● Prompt
Find all lines in the listing that include the word "Rena", then copy them.

● Data section
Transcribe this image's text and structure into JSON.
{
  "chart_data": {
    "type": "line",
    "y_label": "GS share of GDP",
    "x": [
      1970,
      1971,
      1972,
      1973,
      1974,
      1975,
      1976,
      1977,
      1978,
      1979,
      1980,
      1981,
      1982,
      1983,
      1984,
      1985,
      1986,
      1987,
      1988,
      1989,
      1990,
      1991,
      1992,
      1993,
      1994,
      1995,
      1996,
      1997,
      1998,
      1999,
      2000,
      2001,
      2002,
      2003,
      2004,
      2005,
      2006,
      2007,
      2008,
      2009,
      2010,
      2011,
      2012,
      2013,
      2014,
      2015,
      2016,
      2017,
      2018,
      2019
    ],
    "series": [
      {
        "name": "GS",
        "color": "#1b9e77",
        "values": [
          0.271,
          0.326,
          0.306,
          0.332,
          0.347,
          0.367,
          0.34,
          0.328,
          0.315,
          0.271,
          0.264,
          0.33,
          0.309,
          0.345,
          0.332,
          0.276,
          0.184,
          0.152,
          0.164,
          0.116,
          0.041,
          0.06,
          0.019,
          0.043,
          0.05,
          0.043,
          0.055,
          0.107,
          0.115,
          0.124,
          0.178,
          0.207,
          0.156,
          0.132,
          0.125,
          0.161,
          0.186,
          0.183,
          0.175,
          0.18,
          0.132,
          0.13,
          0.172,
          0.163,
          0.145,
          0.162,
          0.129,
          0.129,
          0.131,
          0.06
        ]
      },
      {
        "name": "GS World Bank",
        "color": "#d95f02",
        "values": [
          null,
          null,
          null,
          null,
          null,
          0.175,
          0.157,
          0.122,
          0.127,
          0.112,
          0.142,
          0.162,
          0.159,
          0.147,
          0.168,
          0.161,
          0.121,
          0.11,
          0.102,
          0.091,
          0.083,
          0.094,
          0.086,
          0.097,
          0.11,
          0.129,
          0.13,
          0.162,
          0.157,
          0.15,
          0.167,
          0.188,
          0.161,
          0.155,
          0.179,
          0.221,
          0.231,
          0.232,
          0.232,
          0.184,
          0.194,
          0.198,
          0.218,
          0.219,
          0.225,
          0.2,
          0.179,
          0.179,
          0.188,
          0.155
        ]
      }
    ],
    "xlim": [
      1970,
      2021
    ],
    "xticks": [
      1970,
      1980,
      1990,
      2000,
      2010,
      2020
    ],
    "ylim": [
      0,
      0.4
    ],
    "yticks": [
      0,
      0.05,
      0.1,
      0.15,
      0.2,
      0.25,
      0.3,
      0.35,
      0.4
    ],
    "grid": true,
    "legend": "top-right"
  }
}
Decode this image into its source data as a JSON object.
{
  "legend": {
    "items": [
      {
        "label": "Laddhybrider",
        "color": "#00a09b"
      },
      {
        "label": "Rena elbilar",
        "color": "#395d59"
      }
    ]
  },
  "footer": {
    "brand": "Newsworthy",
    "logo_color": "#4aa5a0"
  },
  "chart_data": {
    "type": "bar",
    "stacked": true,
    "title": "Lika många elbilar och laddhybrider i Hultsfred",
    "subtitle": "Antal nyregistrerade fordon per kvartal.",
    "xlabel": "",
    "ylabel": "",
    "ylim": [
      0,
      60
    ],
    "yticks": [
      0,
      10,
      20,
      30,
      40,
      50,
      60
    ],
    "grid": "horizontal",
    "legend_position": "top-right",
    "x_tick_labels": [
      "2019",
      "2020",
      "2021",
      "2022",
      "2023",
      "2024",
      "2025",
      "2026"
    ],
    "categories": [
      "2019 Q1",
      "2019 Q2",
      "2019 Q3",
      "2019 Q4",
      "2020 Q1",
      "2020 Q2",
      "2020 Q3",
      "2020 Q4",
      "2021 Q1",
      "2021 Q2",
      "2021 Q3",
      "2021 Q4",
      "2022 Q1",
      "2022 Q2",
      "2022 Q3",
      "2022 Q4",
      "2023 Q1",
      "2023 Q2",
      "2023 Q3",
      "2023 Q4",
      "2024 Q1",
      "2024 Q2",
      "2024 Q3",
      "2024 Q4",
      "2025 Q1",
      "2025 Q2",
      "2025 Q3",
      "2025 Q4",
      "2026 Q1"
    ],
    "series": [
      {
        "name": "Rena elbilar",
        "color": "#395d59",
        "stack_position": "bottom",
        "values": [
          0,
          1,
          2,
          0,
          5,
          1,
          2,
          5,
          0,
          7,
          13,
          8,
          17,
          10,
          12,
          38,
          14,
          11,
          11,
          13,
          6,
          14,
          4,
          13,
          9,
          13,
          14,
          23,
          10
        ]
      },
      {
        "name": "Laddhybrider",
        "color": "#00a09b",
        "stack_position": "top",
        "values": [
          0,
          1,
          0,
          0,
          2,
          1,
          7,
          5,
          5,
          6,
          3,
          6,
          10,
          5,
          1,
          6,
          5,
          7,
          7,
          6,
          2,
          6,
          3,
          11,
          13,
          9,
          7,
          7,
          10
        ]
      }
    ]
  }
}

● Result of the exercise
        "label": "Rena elbilar",
        "name": "Rena elbilar",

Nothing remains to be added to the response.